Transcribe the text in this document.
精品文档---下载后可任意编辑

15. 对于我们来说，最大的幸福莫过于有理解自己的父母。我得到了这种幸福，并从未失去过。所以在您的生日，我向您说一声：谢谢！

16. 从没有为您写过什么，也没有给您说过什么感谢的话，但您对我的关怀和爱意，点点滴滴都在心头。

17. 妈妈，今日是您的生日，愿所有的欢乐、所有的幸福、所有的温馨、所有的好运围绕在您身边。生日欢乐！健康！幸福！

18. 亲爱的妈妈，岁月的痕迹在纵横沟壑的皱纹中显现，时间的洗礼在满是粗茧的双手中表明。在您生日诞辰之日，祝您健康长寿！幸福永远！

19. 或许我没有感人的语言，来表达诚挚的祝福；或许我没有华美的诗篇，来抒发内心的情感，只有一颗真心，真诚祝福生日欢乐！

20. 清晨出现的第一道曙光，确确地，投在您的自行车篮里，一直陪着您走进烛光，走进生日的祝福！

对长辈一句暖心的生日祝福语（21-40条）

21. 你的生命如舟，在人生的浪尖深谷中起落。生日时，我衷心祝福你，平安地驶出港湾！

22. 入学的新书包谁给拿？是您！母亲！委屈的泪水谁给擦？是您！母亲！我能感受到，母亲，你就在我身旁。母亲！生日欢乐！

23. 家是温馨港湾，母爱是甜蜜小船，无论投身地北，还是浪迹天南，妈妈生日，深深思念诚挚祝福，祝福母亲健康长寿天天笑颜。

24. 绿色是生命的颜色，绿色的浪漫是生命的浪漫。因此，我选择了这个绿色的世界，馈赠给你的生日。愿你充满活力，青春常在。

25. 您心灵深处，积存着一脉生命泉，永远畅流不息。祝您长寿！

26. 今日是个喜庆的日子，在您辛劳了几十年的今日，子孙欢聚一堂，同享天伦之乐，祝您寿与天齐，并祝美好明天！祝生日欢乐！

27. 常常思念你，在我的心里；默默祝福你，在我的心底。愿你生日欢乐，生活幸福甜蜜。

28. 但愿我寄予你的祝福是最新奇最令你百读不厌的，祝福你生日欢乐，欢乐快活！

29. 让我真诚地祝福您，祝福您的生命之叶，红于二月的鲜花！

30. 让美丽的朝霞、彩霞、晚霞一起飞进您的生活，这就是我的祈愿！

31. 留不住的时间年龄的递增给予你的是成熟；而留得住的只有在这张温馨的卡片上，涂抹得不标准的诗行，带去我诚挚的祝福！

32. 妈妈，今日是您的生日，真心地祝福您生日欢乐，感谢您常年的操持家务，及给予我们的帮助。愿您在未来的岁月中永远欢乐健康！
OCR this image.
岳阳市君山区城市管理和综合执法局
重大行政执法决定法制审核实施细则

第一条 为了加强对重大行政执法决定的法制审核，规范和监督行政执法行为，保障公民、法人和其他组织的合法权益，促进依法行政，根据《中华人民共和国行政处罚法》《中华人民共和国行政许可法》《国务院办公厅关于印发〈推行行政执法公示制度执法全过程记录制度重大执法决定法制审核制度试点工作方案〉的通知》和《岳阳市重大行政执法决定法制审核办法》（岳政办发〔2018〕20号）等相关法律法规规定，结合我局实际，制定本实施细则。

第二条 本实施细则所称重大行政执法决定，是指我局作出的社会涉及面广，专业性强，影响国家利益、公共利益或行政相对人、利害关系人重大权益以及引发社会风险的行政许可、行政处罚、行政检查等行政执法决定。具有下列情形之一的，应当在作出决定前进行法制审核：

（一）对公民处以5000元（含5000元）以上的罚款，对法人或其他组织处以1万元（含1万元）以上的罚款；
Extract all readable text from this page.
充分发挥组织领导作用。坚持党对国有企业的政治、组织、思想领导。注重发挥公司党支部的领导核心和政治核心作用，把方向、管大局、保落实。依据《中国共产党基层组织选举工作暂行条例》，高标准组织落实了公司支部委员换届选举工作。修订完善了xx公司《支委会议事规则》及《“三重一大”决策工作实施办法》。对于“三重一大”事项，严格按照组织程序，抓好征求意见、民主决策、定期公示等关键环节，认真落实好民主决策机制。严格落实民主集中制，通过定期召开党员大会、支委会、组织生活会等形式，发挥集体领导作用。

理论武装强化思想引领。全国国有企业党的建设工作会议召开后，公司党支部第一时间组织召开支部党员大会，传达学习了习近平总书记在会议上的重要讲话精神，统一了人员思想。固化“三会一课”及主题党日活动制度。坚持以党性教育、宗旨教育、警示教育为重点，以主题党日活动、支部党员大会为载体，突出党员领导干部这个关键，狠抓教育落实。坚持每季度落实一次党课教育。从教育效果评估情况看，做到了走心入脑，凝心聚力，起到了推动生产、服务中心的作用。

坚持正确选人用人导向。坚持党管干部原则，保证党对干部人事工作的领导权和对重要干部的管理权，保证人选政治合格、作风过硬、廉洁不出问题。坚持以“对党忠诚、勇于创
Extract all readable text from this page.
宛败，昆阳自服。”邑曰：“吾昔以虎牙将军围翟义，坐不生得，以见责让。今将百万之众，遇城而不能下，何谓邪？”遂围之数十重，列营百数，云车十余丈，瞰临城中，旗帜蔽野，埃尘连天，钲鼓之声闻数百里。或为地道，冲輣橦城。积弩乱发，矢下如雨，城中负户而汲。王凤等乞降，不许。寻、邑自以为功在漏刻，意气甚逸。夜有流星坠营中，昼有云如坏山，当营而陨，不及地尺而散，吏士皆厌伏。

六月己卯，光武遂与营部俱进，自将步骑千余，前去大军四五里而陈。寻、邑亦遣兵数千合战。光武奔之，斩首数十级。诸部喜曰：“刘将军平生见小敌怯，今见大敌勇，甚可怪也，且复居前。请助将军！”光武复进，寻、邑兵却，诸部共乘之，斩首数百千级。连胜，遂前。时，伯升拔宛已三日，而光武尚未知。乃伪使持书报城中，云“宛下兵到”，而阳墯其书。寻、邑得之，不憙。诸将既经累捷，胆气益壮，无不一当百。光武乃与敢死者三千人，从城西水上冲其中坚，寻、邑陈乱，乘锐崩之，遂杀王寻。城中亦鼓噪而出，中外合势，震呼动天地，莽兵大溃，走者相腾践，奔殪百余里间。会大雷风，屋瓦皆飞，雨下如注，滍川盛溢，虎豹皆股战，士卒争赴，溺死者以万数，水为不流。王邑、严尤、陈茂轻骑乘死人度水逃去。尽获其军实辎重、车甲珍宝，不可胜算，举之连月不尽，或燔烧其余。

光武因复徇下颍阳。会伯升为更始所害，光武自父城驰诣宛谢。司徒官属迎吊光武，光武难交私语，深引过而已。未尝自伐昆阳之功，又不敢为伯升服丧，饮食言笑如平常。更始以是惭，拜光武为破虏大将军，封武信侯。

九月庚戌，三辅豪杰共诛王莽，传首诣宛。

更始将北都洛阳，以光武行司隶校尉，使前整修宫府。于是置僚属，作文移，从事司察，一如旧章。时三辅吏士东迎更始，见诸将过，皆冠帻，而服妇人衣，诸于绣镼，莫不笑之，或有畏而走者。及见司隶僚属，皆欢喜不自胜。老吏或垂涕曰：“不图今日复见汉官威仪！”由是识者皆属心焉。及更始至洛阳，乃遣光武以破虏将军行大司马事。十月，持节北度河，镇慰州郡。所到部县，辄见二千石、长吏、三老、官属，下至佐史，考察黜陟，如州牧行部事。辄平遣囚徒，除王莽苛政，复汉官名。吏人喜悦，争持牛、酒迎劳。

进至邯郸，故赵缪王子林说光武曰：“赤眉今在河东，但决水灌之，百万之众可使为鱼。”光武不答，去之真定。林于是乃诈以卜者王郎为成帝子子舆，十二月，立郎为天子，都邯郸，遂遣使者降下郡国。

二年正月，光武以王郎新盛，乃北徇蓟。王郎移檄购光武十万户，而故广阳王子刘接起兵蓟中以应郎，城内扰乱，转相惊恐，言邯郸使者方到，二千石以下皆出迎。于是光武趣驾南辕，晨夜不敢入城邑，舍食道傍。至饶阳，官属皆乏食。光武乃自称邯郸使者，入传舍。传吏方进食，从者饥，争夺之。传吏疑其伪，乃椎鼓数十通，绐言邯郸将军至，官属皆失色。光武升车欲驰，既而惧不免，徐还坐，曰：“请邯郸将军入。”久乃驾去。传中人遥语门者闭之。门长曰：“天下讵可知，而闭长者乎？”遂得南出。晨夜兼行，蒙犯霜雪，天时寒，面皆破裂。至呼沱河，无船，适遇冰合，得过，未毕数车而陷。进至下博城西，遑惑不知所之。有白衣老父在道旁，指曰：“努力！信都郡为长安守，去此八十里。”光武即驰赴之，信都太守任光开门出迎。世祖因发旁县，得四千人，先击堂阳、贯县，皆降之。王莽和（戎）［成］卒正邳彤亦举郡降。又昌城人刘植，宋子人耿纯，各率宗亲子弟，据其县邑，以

=-=-=

=== DIRECTIONS FOR THIS TASK ===
Copy out each line that contains the word "今日是您的生日".

=== RESPONSE BELOW ===
17. 妈妈，今日是您的生日，愿所有的欢乐、所有的幸福、所有的温馨、所有的好运围绕在您身边。生日欢乐！健康！幸福！
32. 妈妈，今日是您的生日，真心地祝福您生日欢乐，感谢您常年的操持家务，及给予我们的帮助。愿您在未来的岁月中永远欢乐健康！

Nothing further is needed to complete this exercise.